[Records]
——

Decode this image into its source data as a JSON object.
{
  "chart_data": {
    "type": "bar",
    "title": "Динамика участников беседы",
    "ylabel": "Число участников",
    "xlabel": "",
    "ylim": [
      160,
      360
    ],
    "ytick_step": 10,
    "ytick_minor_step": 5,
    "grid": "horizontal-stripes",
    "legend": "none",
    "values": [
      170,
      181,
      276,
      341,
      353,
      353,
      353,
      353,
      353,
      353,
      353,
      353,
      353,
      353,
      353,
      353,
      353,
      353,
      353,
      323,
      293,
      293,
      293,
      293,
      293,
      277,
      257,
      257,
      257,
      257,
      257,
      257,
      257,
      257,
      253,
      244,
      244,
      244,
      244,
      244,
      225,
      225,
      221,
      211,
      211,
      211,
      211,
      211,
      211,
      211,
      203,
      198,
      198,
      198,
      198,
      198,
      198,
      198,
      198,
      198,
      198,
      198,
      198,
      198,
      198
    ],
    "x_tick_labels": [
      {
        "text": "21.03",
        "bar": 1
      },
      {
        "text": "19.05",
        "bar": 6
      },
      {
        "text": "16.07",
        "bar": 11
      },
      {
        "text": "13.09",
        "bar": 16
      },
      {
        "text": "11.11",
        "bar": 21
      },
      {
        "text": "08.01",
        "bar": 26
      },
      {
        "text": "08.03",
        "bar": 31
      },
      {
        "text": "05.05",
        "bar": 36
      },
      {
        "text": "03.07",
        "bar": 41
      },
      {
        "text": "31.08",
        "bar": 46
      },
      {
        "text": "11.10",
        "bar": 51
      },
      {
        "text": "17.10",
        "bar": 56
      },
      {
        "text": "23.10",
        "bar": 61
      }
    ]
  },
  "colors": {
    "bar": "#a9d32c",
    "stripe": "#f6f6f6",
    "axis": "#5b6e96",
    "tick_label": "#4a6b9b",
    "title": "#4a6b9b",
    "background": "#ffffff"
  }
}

——

## SET PROBLEM
Each entry above is to be quoted exactly.

## SOLUTION
Decode this image into its source data as a JSON object.
{
  "chart_data": {
    "type": "bar",
    "title": "Динамика участников беседы",
    "ylabel": "Число участников",
    "xlabel": "",
    "ylim": [
      160,
      360
    ],
    "ytick_step": 10,
    "ytick_minor_step": 5,
    "grid": "horizontal-stripes",
    "legend": "none",
    "values": [
      170,
      181,
      276,
      341,
      353,
      353,
      353,
      353,
      353,
      353,
      353,
      353,
      353,
      353,
      353,
      353,
      353,
      353,
      353,
      323,
      293,
      293,
      293,
      293,
      293,
      277,
      257,
      257,
      257,
      257,
      257,
      257,
      257,
      257,
      253,
      244,
      244,
      244,
      244,
      244,
      225,
      225,
      221,
      211,
      211,
      211,
      211,
      211,
      211,
      211,
      203,
      198,
      198,
      198,
      198,
      198,
      198,
      198,
      198,
      198,
      198,
      198,
      198,
      198,
      198
    ],
    "x_tick_labels": [
      {
        "text": "21.03",
        "bar": 1
      },
      {
        "text": "19.05",
        "bar": 6
      },
      {
        "text": "16.07",
        "bar": 11
      },
      {
        "text": "13.09",
        "bar": 16
      },
      {
        "text": "11.11",
        "bar": 21
      },
      {
        "text": "08.01",
        "bar": 26
      },
      {
        "text": "08.03",
        "bar": 31
      },
      {
        "text": "05.05",
        "bar": 36
      },
      {
        "text": "03.07",
        "bar": 41
      },
      {
        "text": "31.08",
        "bar": 46
      },
      {
        "text": "11.10",
        "bar": 51
      },
      {
        "text": "17.10",
        "bar": 56
      },
      {
        "text": "23.10",
        "bar": 61
      }
    ]
  },
  "colors": {
    "bar": "#a9d32c",
    "stripe": "#f6f6f6",
    "axis": "#5b6e96",
    "tick_label": "#4a6b9b",
    "title": "#4a6b9b",
    "background": "#ffffff"
  }
}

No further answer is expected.